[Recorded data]
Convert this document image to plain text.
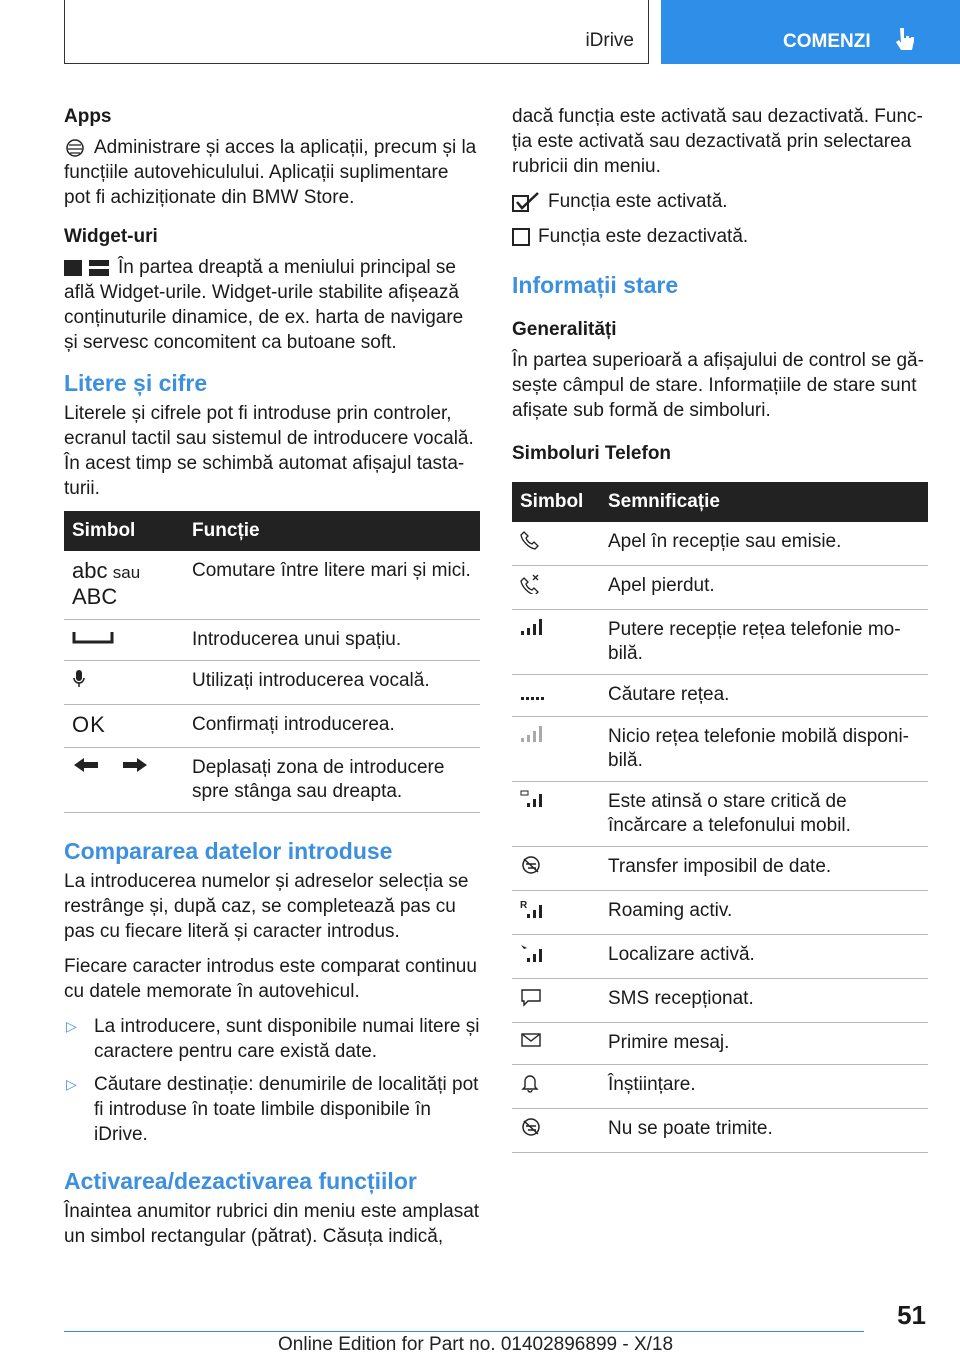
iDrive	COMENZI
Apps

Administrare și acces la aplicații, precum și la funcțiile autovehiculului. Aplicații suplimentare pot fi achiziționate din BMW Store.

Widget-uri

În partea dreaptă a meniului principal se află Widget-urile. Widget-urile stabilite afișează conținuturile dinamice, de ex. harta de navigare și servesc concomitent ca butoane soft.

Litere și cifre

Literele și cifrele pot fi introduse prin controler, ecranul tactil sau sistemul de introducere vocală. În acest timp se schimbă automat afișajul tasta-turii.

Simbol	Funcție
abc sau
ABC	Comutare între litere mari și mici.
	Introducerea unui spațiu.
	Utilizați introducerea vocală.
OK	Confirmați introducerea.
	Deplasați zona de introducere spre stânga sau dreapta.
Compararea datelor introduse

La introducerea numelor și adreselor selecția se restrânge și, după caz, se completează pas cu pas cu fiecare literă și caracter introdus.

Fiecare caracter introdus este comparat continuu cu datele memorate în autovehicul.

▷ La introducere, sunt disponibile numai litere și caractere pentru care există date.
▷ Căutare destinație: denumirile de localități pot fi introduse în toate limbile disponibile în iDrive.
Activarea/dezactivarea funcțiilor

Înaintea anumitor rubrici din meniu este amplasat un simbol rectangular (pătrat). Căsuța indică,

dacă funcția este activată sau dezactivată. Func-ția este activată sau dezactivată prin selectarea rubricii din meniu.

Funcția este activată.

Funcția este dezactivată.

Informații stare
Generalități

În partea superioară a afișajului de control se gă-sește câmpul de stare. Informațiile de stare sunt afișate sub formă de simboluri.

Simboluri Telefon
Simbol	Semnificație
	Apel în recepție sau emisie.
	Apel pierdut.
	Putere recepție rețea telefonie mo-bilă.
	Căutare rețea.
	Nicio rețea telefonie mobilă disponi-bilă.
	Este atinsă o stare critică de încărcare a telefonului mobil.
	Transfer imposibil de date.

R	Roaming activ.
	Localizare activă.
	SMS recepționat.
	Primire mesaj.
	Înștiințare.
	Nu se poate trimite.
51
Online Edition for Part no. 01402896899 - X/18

==

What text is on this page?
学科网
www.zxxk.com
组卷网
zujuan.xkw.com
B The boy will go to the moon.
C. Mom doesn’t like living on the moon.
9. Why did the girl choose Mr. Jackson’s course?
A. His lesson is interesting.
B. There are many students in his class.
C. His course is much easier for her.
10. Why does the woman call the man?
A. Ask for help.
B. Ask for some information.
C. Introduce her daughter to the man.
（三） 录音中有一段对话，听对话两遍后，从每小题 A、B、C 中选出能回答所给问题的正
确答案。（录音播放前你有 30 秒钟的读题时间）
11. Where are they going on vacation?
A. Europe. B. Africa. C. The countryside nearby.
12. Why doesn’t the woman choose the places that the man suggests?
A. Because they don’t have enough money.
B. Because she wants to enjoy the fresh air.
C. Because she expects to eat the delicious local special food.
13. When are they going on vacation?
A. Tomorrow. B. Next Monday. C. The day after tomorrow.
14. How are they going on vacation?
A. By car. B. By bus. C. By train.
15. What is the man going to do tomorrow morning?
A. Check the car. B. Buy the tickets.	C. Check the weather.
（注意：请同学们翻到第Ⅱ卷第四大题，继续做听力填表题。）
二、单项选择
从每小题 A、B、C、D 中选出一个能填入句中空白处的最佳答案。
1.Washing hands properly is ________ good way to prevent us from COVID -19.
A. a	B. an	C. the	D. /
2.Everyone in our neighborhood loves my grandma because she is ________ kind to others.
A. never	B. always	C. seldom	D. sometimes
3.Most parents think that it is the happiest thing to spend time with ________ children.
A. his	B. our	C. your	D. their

---

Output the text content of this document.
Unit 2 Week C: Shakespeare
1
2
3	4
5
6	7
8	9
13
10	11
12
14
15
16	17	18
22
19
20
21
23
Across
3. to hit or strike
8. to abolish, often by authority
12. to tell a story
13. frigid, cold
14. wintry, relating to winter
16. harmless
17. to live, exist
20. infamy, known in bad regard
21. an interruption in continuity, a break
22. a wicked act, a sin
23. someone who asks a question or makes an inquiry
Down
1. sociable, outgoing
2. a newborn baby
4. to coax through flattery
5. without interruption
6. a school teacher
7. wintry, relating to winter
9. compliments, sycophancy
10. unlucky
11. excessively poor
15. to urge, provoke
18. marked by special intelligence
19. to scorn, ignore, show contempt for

_Written task_
Show the lines where the word "moon" appears in the entries.

_Solution_
B The boy will go to the moon.
C. Mom doesn’t like living on the moon.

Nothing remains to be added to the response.